• **Dataset content**
[start]
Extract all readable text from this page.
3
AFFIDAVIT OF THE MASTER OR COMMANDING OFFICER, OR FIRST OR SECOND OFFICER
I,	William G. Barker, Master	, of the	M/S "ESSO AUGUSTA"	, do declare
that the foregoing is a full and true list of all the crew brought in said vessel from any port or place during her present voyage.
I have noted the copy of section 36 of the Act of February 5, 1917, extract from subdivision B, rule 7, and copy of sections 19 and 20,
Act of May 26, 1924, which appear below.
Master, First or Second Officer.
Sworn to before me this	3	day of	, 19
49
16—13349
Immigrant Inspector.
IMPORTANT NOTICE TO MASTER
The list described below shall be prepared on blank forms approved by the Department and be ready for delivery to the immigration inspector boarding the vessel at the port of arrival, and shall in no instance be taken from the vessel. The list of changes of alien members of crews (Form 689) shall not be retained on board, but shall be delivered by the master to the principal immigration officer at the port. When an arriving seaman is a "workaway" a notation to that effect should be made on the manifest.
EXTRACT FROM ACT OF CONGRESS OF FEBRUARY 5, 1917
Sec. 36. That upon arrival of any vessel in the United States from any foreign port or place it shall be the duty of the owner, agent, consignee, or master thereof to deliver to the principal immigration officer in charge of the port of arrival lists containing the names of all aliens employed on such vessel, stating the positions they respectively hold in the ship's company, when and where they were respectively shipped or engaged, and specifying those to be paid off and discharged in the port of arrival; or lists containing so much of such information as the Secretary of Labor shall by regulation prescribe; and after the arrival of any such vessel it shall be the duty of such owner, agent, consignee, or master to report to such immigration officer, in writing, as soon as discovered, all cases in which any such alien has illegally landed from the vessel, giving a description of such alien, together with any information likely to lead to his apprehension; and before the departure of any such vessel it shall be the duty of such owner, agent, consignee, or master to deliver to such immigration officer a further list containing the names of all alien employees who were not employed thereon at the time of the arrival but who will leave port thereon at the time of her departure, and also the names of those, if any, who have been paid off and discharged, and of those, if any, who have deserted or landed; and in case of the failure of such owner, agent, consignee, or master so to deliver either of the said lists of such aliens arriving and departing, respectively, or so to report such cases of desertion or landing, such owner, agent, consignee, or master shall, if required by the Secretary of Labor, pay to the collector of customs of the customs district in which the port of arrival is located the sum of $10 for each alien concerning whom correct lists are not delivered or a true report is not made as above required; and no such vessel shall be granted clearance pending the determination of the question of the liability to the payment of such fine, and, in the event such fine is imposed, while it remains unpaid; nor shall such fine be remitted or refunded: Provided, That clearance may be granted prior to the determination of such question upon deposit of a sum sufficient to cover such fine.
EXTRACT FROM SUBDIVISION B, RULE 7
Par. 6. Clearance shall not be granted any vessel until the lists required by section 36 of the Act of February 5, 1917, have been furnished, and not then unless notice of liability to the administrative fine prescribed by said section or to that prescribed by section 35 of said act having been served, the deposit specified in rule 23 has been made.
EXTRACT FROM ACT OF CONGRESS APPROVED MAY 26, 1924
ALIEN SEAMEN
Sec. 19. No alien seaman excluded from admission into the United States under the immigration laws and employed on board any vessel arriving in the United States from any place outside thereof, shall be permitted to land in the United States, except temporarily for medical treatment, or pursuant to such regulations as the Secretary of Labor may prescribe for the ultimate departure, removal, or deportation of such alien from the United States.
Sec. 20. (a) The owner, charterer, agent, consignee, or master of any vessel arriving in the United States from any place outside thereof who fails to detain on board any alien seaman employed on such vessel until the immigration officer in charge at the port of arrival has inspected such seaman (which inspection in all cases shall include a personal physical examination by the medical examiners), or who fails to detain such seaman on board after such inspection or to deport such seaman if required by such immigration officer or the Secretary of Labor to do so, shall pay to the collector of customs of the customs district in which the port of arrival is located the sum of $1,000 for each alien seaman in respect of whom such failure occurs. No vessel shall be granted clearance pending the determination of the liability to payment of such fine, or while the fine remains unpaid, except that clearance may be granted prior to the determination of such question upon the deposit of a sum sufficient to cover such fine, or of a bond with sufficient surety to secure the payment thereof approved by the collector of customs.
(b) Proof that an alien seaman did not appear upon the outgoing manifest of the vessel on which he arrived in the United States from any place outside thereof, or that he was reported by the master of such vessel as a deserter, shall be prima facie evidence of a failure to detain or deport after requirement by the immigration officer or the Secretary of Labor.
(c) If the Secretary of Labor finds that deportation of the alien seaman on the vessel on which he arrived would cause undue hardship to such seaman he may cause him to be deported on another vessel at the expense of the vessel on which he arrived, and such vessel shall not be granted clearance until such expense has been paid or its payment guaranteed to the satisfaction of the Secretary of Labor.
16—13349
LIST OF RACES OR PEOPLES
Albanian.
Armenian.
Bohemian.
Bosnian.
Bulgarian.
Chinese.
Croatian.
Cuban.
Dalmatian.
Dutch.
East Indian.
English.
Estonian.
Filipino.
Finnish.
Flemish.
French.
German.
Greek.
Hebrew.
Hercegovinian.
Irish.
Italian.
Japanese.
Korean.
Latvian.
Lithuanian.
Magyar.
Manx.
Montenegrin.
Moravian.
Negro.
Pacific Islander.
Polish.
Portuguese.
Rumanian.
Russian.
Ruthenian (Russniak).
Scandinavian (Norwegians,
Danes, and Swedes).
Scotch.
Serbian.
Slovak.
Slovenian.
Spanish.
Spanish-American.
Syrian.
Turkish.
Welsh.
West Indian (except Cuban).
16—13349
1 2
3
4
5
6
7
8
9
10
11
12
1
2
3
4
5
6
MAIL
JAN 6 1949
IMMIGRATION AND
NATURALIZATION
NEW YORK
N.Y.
[end]
• **What the task requires**
Calculate how many lines of the material include the string "this", and state that number by itself.

• **Final result**
2